Task requirements
Gather, from the listing beneath this task, every line holding the string "subscript".

········

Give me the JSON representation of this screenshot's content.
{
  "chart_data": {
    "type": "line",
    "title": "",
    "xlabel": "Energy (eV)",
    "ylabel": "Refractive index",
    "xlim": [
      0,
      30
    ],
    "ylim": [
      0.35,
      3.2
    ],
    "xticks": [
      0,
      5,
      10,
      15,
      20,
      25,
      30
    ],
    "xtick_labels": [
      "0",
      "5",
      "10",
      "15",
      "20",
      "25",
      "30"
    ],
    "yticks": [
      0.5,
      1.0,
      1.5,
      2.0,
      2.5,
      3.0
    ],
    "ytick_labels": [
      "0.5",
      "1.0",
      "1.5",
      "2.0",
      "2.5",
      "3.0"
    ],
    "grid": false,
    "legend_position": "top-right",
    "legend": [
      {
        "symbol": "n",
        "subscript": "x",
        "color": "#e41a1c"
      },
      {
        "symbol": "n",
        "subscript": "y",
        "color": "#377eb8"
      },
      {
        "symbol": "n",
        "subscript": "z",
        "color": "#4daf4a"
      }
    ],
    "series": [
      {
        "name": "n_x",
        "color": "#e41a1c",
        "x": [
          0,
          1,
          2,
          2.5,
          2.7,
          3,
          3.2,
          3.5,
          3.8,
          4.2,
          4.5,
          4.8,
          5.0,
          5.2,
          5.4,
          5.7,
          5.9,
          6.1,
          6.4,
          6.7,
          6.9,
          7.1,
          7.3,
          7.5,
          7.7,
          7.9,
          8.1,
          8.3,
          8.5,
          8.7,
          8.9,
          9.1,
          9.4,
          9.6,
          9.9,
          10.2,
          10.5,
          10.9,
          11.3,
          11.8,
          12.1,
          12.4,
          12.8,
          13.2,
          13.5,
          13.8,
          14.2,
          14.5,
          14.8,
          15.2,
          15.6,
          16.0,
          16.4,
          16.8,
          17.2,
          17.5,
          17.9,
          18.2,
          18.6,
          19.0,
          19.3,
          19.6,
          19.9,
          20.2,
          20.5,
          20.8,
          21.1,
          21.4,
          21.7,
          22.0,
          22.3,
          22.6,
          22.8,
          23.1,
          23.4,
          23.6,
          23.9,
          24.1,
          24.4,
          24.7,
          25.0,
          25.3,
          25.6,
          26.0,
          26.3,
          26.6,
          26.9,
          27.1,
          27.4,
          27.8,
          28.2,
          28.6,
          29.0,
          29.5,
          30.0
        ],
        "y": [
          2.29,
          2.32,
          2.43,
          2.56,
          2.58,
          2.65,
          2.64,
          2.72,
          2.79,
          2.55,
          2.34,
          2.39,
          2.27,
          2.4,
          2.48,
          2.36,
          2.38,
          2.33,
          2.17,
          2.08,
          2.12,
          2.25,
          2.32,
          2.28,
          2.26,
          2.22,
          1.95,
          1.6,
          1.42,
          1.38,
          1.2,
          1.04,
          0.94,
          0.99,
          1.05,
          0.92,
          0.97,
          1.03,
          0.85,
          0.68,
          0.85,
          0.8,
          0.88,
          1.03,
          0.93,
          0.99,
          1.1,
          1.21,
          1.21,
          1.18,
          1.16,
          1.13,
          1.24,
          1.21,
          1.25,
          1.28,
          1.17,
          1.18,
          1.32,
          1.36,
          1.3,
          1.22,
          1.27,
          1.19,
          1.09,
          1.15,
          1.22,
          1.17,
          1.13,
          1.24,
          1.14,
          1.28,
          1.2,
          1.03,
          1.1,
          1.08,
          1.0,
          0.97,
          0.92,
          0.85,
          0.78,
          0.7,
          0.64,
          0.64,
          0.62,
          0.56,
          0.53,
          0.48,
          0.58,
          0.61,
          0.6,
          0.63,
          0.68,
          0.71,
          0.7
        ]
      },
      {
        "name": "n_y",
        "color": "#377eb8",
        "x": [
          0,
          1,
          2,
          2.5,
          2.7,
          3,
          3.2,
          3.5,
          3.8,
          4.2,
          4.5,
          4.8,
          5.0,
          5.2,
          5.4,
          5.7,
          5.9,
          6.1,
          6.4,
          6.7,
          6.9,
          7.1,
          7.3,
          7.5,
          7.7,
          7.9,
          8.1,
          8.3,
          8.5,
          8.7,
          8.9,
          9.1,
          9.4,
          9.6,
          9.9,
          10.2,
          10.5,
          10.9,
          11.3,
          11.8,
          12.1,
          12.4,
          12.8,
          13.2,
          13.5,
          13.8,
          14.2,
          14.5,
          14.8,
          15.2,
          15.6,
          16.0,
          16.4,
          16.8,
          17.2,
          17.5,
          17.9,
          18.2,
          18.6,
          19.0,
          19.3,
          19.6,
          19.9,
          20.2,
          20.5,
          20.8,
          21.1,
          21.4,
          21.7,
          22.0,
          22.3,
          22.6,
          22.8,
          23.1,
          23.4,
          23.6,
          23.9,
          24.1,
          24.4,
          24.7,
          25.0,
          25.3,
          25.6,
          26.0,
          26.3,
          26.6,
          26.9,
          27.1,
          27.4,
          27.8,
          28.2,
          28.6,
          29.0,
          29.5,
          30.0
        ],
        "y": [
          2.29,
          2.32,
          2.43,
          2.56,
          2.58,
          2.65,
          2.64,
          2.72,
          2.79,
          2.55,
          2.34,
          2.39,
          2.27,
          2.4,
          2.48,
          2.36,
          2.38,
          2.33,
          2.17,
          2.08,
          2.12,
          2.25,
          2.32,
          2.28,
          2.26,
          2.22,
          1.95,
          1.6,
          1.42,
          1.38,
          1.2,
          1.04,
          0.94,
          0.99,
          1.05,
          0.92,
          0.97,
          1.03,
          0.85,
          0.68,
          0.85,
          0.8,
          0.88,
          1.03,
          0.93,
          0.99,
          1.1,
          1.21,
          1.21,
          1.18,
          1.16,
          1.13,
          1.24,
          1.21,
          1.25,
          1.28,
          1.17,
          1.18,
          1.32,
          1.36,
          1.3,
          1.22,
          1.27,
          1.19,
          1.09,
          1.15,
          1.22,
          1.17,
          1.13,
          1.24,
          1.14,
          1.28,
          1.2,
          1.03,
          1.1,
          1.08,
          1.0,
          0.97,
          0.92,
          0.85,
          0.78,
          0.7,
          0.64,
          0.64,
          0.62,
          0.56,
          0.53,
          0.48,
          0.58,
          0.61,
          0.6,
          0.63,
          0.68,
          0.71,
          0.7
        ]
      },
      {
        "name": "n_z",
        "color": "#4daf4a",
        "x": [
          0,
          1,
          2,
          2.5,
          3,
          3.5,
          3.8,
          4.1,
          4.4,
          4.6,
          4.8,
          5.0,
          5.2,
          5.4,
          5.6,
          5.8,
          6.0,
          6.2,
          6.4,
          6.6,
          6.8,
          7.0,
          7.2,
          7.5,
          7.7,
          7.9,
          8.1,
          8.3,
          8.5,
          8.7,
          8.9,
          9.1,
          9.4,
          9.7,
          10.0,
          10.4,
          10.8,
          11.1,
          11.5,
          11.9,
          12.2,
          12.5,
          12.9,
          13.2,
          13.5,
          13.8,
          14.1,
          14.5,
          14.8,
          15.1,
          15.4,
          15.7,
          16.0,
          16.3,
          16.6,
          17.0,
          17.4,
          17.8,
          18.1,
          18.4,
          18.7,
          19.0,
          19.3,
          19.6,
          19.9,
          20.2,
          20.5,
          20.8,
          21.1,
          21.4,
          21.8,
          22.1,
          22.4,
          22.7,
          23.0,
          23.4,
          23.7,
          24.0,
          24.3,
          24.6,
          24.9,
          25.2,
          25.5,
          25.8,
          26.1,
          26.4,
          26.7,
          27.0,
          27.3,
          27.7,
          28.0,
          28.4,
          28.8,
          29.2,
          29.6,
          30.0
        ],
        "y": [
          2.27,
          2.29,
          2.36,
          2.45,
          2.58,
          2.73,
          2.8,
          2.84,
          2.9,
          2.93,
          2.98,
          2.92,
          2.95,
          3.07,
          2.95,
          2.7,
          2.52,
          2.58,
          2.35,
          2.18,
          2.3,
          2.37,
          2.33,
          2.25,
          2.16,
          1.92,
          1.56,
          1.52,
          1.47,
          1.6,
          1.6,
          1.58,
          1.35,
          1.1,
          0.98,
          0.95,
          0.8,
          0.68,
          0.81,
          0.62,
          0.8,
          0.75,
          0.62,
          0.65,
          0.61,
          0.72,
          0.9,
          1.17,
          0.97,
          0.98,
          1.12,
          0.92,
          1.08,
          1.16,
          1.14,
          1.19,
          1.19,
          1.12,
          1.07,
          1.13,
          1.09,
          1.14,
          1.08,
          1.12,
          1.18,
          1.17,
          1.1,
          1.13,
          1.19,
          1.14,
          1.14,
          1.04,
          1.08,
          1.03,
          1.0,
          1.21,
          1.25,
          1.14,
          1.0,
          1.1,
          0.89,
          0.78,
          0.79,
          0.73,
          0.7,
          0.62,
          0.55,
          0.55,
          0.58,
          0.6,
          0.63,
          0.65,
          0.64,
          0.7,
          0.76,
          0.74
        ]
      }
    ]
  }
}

········

The solution
        "subscript": "x",
        "subscript": "y",
        "subscript": "z",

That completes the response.